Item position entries
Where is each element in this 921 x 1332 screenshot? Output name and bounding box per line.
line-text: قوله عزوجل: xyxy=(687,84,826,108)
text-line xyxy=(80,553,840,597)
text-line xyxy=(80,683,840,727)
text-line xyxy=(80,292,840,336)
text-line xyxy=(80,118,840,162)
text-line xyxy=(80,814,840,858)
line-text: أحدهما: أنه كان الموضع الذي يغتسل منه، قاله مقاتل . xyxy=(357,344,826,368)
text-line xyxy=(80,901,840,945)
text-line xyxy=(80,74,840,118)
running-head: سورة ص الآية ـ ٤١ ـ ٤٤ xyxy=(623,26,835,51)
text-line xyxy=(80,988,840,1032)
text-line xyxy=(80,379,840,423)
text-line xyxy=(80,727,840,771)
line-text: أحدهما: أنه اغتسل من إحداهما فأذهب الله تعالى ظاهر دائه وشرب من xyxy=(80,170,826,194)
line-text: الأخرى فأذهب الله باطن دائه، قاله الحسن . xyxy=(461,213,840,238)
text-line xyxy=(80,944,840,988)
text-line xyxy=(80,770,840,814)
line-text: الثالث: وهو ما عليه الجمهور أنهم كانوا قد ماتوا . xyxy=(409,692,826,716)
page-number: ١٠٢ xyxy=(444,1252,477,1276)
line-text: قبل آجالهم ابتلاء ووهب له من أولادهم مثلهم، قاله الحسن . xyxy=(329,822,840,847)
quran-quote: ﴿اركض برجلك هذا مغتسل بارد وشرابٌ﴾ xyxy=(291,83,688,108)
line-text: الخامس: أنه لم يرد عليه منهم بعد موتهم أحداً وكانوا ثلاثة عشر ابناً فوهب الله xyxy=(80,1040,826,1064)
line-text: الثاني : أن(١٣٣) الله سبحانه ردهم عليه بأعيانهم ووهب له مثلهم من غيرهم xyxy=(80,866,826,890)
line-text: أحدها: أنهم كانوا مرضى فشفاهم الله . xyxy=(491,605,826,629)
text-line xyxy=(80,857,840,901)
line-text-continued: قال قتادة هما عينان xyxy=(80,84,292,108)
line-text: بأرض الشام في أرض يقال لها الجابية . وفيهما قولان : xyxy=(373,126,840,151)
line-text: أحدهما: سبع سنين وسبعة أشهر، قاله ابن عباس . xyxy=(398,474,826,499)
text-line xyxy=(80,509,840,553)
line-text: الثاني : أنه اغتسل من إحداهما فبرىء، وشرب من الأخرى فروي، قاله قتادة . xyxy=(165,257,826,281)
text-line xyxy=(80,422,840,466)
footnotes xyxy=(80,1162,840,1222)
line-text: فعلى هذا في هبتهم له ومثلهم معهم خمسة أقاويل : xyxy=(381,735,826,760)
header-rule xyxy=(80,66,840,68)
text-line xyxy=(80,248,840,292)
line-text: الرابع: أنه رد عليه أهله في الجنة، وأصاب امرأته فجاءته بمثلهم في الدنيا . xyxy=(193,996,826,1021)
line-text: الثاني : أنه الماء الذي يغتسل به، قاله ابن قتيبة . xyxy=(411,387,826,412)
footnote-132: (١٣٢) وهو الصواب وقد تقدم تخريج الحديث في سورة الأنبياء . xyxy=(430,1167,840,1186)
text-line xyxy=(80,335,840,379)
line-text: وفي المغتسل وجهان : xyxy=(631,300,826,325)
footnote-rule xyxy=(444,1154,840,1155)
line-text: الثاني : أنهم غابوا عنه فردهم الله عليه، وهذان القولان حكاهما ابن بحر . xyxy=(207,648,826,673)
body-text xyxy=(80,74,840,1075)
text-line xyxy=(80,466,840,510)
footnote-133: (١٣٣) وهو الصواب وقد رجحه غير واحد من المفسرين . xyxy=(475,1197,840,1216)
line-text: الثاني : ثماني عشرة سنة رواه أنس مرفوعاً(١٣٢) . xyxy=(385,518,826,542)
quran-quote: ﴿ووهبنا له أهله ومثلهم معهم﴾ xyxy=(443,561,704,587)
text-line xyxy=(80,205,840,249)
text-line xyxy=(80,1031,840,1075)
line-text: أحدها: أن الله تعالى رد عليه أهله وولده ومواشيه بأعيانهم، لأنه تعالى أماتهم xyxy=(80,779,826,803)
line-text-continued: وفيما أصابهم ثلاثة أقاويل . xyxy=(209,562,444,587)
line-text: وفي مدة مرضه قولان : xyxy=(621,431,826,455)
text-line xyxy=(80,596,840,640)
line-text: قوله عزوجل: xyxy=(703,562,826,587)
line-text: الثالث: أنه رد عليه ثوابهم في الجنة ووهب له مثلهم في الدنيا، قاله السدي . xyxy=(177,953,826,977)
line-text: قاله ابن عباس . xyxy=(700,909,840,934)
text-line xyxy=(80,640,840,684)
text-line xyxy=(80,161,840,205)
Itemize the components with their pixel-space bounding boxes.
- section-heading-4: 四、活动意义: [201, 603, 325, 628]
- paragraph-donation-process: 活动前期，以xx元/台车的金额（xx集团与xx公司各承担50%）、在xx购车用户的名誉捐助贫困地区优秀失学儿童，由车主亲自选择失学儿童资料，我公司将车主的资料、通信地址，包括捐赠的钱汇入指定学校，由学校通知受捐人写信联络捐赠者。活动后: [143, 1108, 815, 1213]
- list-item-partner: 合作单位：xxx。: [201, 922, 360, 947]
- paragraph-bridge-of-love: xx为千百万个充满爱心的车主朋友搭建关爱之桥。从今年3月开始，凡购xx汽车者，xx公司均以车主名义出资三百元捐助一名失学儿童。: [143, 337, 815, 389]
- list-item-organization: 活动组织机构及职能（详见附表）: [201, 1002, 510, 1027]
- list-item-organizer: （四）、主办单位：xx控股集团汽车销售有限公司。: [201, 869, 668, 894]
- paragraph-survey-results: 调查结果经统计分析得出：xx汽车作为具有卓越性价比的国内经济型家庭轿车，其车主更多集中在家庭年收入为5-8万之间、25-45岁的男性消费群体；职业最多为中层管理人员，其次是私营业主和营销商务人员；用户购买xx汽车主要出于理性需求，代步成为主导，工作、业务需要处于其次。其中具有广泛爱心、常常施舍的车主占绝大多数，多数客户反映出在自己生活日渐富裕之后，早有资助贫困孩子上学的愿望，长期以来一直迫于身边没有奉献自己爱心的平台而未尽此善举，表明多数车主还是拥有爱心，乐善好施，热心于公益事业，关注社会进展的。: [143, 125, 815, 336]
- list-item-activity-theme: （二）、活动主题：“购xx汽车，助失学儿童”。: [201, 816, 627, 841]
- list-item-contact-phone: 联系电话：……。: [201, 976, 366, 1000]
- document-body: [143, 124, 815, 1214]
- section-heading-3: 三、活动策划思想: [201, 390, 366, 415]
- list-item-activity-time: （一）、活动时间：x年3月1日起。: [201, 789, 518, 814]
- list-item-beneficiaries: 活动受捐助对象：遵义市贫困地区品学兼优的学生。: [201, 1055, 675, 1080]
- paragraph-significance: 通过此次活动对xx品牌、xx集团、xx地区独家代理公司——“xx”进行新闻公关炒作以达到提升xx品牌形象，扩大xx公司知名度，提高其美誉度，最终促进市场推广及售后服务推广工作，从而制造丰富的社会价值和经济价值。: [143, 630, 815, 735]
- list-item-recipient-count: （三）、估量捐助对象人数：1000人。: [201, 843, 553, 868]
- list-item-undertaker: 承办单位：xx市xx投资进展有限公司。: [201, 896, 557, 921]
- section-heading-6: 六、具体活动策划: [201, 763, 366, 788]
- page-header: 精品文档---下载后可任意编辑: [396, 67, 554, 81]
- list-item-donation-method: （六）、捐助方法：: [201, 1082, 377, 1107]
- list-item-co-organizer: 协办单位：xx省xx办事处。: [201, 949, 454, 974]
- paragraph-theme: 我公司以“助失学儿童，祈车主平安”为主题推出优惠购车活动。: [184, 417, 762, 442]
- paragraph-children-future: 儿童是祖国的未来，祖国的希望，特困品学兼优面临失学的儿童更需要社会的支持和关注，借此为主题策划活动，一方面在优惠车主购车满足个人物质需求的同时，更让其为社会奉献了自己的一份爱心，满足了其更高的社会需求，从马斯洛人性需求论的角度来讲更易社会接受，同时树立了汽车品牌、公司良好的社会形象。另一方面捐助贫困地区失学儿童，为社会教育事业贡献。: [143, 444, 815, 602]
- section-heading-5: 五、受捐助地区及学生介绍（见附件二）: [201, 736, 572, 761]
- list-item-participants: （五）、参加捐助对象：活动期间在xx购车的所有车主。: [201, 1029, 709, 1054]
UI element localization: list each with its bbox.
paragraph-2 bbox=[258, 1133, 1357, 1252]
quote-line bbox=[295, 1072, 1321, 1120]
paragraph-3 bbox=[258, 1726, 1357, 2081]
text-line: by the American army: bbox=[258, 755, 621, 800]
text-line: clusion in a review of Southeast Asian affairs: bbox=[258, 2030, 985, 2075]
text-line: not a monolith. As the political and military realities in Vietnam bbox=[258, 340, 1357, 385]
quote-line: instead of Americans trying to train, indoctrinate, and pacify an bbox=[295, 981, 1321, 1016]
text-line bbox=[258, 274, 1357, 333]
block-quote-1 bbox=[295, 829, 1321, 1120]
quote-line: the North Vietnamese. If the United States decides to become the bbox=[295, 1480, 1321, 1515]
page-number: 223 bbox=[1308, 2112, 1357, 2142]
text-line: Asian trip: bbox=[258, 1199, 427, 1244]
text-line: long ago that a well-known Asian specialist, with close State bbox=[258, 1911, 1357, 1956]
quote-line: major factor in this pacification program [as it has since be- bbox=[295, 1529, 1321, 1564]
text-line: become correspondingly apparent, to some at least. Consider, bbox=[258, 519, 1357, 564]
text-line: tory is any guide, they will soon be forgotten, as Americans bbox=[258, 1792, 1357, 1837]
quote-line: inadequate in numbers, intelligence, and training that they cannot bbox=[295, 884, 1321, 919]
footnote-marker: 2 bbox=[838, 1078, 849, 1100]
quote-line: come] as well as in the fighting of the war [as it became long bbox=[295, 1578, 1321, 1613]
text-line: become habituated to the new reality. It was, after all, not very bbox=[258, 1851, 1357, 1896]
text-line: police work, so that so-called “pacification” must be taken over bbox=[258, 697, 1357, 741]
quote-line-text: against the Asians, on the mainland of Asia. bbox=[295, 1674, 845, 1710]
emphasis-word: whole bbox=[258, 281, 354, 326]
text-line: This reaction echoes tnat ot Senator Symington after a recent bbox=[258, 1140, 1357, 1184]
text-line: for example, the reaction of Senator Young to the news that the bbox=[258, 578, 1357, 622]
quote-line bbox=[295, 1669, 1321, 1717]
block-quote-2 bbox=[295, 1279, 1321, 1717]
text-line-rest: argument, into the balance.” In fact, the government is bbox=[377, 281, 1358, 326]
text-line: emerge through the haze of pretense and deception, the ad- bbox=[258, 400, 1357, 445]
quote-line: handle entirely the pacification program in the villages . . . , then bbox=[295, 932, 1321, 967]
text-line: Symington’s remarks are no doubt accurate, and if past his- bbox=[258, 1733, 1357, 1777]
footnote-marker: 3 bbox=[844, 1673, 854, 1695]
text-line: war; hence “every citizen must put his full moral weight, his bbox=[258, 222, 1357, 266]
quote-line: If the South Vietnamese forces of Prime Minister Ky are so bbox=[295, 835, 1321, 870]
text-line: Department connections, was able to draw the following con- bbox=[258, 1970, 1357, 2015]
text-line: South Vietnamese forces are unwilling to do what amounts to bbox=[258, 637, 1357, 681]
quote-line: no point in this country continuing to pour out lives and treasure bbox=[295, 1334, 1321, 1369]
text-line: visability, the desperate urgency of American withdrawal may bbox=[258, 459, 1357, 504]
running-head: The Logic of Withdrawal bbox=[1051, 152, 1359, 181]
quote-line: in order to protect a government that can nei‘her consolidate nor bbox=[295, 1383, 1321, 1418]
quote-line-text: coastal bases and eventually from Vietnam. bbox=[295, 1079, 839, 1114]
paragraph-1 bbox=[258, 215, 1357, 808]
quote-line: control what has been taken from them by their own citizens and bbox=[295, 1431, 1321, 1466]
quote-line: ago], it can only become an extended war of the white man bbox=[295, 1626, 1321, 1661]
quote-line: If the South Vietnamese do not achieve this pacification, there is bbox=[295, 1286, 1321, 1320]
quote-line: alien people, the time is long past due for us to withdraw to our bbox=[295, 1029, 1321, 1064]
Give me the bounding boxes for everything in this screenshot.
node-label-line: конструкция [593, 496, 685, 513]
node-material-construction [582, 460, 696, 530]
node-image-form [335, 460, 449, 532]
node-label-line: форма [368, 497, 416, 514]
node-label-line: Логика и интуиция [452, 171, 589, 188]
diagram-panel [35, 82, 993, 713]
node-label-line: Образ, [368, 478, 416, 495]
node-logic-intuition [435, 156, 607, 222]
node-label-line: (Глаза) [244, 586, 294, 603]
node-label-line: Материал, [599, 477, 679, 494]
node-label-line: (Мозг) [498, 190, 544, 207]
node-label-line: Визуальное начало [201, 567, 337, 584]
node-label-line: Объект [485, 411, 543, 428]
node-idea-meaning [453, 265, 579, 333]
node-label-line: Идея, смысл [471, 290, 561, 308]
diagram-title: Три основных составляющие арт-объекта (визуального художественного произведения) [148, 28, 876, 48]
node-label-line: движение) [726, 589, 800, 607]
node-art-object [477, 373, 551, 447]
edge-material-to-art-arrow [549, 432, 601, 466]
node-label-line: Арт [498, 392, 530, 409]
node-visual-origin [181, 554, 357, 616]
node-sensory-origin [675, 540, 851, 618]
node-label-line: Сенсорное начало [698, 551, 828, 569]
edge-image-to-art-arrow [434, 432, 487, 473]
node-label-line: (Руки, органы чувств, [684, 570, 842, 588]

## Work instructions:
Put the data lines from the start of the data through the line with "text-line xyxy=(80,118,840,162)" into a numbered list, leaving out any blank lines.

## Full response:
1. Where is each element in this 921 x 1332 screenshot? Output name and bounding box per line.
2. line-text: قوله عزوجل: xyxy=(687,84,826,108)
3. text-line xyxy=(80,553,840,597)
4. text-line xyxy=(80,683,840,727)
5. text-line xyxy=(80,292,840,336)
6. text-line xyxy=(80,118,840,162)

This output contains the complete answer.